__TASK GOAL__: Transcribe every line of the records verbatim.

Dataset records
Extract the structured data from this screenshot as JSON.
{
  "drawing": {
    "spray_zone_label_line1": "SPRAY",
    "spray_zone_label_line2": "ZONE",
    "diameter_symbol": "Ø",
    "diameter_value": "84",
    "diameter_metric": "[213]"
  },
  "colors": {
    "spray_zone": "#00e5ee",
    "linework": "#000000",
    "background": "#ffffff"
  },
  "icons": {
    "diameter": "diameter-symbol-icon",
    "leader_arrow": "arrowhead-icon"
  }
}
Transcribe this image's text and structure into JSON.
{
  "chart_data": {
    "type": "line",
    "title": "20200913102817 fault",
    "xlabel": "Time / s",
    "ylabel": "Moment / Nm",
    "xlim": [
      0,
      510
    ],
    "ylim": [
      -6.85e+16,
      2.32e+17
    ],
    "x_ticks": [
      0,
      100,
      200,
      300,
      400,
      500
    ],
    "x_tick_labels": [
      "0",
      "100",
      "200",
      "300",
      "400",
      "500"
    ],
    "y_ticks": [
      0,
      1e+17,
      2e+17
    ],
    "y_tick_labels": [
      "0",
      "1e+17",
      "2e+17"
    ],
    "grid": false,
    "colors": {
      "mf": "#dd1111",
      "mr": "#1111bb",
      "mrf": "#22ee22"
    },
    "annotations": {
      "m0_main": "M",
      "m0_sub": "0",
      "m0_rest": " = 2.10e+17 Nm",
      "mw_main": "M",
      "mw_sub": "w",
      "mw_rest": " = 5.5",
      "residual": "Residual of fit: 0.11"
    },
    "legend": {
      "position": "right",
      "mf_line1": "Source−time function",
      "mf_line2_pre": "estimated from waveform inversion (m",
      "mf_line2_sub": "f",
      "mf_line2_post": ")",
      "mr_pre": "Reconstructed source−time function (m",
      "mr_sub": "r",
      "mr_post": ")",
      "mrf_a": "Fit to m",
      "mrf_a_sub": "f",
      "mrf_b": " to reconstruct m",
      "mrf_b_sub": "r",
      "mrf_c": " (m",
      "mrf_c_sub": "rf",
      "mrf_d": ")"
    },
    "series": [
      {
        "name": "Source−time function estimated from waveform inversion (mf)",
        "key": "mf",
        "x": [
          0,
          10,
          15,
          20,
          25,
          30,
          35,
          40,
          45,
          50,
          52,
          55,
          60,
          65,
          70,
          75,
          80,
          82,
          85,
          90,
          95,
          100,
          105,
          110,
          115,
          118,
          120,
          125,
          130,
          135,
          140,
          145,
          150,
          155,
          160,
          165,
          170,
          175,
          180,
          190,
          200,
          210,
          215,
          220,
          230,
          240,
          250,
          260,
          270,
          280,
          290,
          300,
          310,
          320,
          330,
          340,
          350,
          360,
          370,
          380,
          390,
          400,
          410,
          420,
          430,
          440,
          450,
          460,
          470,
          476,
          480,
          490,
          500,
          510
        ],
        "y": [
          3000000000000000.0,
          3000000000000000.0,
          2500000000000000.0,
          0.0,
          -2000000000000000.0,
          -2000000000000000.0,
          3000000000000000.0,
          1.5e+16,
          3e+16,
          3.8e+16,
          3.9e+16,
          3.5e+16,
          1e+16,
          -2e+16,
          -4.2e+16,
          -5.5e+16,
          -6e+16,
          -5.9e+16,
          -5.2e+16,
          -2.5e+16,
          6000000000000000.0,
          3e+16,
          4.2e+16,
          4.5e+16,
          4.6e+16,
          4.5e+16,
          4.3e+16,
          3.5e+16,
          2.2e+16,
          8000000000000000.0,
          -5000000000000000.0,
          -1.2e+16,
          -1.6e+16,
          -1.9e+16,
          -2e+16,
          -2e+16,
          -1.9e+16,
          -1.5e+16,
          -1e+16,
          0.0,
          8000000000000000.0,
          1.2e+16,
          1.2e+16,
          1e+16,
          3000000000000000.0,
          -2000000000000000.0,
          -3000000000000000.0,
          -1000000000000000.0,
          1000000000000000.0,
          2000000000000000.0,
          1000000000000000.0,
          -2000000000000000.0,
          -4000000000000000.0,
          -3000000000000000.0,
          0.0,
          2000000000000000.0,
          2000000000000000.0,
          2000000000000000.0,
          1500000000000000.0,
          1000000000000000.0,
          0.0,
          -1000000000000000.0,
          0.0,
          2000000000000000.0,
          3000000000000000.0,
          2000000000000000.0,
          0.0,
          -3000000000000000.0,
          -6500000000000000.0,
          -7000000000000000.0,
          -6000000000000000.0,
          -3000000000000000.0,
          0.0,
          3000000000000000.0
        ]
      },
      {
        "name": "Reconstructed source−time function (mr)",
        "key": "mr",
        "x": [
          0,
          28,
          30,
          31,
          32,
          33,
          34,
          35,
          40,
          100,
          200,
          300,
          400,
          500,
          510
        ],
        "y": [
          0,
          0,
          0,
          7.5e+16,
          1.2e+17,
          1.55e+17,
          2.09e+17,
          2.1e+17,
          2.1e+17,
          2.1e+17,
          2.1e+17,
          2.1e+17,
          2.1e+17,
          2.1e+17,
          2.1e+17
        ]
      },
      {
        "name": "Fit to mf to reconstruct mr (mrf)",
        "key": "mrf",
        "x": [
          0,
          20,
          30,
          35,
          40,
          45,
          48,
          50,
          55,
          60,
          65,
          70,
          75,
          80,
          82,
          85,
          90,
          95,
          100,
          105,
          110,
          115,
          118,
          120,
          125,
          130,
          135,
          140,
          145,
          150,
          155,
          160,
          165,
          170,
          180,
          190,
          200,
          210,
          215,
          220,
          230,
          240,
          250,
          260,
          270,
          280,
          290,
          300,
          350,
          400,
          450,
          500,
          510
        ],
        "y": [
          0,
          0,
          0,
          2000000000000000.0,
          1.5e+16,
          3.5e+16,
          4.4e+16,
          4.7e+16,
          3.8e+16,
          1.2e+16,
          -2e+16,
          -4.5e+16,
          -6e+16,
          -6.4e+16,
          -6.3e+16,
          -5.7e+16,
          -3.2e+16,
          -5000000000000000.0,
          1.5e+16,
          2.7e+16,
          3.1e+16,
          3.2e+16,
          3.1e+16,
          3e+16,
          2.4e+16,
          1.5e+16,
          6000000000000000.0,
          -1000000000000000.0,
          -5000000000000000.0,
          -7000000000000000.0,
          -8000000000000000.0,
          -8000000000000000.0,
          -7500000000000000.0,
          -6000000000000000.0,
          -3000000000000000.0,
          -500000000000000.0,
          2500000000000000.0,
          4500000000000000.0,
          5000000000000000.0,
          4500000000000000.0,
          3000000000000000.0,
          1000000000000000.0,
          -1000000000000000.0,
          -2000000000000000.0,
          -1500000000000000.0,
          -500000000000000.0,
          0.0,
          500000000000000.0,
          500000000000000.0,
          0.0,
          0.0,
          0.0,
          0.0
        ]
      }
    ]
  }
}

__RESULT OF THIS EXERCISE__:
Extract the structured data from this screenshot as JSON.
{
  "drawing": {
    "spray_zone_label_line1": "SPRAY",
    "spray_zone_label_line2": "ZONE",
    "diameter_symbol": "Ø",
    "diameter_value": "84",
    "diameter_metric": "[213]"
  },
  "colors": {
    "spray_zone": "#00e5ee",
    "linework": "#000000",
    "background": "#ffffff"
  },
  "icons": {
    "diameter": "diameter-symbol-icon",
    "leader_arrow": "arrowhead-icon"
  }
}
Transcribe this image's text and structure into JSON.
{
  "chart_data": {
    "type": "line",
    "title": "20200913102817 fault",
    "xlabel": "Time / s",
    "ylabel": "Moment / Nm",
    "xlim": [
      0,
      510
    ],
    "ylim": [
      -6.85e+16,
      2.32e+17
    ],
    "x_ticks": [
      0,
      100,
      200,
      300,
      400,
      500
    ],
    "x_tick_labels": [
      "0",
      "100",
      "200",
      "300",
      "400",
      "500"
    ],
    "y_ticks": [
      0,
      1e+17,
      2e+17
    ],
    "y_tick_labels": [
      "0",
      "1e+17",
      "2e+17"
    ],
    "grid": false,
    "colors": {
      "mf": "#dd1111",
      "mr": "#1111bb",
      "mrf": "#22ee22"
    },
    "annotations": {
      "m0_main": "M",
      "m0_sub": "0",
      "m0_rest": " = 2.10e+17 Nm",
      "mw_main": "M",
      "mw_sub": "w",
      "mw_rest": " = 5.5",
      "residual": "Residual of fit: 0.11"
    },
    "legend": {
      "position": "right",
      "mf_line1": "Source−time function",
      "mf_line2_pre": "estimated from waveform inversion (m",
      "mf_line2_sub": "f",
      "mf_line2_post": ")",
      "mr_pre": "Reconstructed source−time function (m",
      "mr_sub": "r",
      "mr_post": ")",
      "mrf_a": "Fit to m",
      "mrf_a_sub": "f",
      "mrf_b": " to reconstruct m",
      "mrf_b_sub": "r",
      "mrf_c": " (m",
      "mrf_c_sub": "rf",
      "mrf_d": ")"
    },
    "series": [
      {
        "name": "Source−time function estimated from waveform inversion (mf)",
        "key": "mf",
        "x": [
          0,
          10,
          15,
          20,
          25,
          30,
          35,
          40,
          45,
          50,
          52,
          55,
          60,
          65,
          70,
          75,
          80,
          82,
          85,
          90,
          95,
          100,
          105,
          110,
          115,
          118,
          120,
          125,
          130,
          135,
          140,
          145,
          150,
          155,
          160,
          165,
          170,
          175,
          180,
          190,
          200,
          210,
          215,
          220,
          230,
          240,
          250,
          260,
          270,
          280,
          290,
          300,
          310,
          320,
          330,
          340,
          350,
          360,
          370,
          380,
          390,
          400,
          410,
          420,
          430,
          440,
          450,
          460,
          470,
          476,
          480,
          490,
          500,
          510
        ],
        "y": [
          3000000000000000.0,
          3000000000000000.0,
          2500000000000000.0,
          0.0,
          -2000000000000000.0,
          -2000000000000000.0,
          3000000000000000.0,
          1.5e+16,
          3e+16,
          3.8e+16,
          3.9e+16,
          3.5e+16,
          1e+16,
          -2e+16,
          -4.2e+16,
          -5.5e+16,
          -6e+16,
          -5.9e+16,
          -5.2e+16,
          -2.5e+16,
          6000000000000000.0,
          3e+16,
          4.2e+16,
          4.5e+16,
          4.6e+16,
          4.5e+16,
          4.3e+16,
          3.5e+16,
          2.2e+16,
          8000000000000000.0,
          -5000000000000000.0,
          -1.2e+16,
          -1.6e+16,
          -1.9e+16,
          -2e+16,
          -2e+16,
          -1.9e+16,
          -1.5e+16,
          -1e+16,
          0.0,
          8000000000000000.0,
          1.2e+16,
          1.2e+16,
          1e+16,
          3000000000000000.0,
          -2000000000000000.0,
          -3000000000000000.0,
          -1000000000000000.0,
          1000000000000000.0,
          2000000000000000.0,
          1000000000000000.0,
          -2000000000000000.0,
          -4000000000000000.0,
          -3000000000000000.0,
          0.0,
          2000000000000000.0,
          2000000000000000.0,
          2000000000000000.0,
          1500000000000000.0,
          1000000000000000.0,
          0.0,
          -1000000000000000.0,
          0.0,
          2000000000000000.0,
          3000000000000000.0,
          2000000000000000.0,
          0.0,
          -3000000000000000.0,
          -6500000000000000.0,
          -7000000000000000.0,
          -6000000000000000.0,
          -3000000000000000.0,
          0.0,
          3000000000000000.0
        ]
      },
      {
        "name": "Reconstructed source−time function (mr)",
        "key": "mr",
        "x": [
          0,
          28,
          30,
          31,
          32,
          33,
          34,
          35,
          40,
          100,
          200,
          300,
          400,
          500,
          510
        ],
        "y": [
          0,
          0,
          0,
          7.5e+16,
          1.2e+17,
          1.55e+17,
          2.09e+17,
          2.1e+17,
          2.1e+17,
          2.1e+17,
          2.1e+17,
          2.1e+17,
          2.1e+17,
          2.1e+17,
          2.1e+17
        ]
      },
      {
        "name": "Fit to mf to reconstruct mr (mrf)",
        "key": "mrf",
        "x": [
          0,
          20,
          30,
          35,
          40,
          45,
          48,
          50,
          55,
          60,
          65,
          70,
          75,
          80,
          82,
          85,
          90,
          95,
          100,
          105,
          110,
          115,
          118,
          120,
          125,
          130,
          135,
          140,
          145,
          150,
          155,
          160,
          165,
          170,
          180,
          190,
          200,
          210,
          215,
          220,
          230,
          240,
          250,
          260,
          270,
          280,
          290,
          300,
          350,
          400,
          450,
          500,
          510
        ],
        "y": [
          0,
          0,
          0,
          2000000000000000.0,
          1.5e+16,
          3.5e+16,
          4.4e+16,
          4.7e+16,
          3.8e+16,
          1.2e+16,
          -2e+16,
          -4.5e+16,
          -6e+16,
          -6.4e+16,
          -6.3e+16,
          -5.7e+16,
          -3.2e+16,
          -5000000000000000.0,
          1.5e+16,
          2.7e+16,
          3.1e+16,
          3.2e+16,
          3.1e+16,
          3e+16,
          2.4e+16,
          1.5e+16,
          6000000000000000.0,
          -1000000000000000.0,
          -5000000000000000.0,
          -7000000000000000.0,
          -8000000000000000.0,
          -8000000000000000.0,
          -7500000000000000.0,
          -6000000000000000.0,
          -3000000000000000.0,
          -500000000000000.0,
          2500000000000000.0,
          4500000000000000.0,
          5000000000000000.0,
          4500000000000000.0,
          3000000000000000.0,
          1000000000000000.0,
          -1000000000000000.0,
          -2000000000000000.0,
          -1500000000000000.0,
          -500000000000000.0,
          0.0,
          500000000000000.0,
          500000000000000.0,
          0.0,
          0.0,
          0.0,
          0.0
        ]
      }
    ]
  }
}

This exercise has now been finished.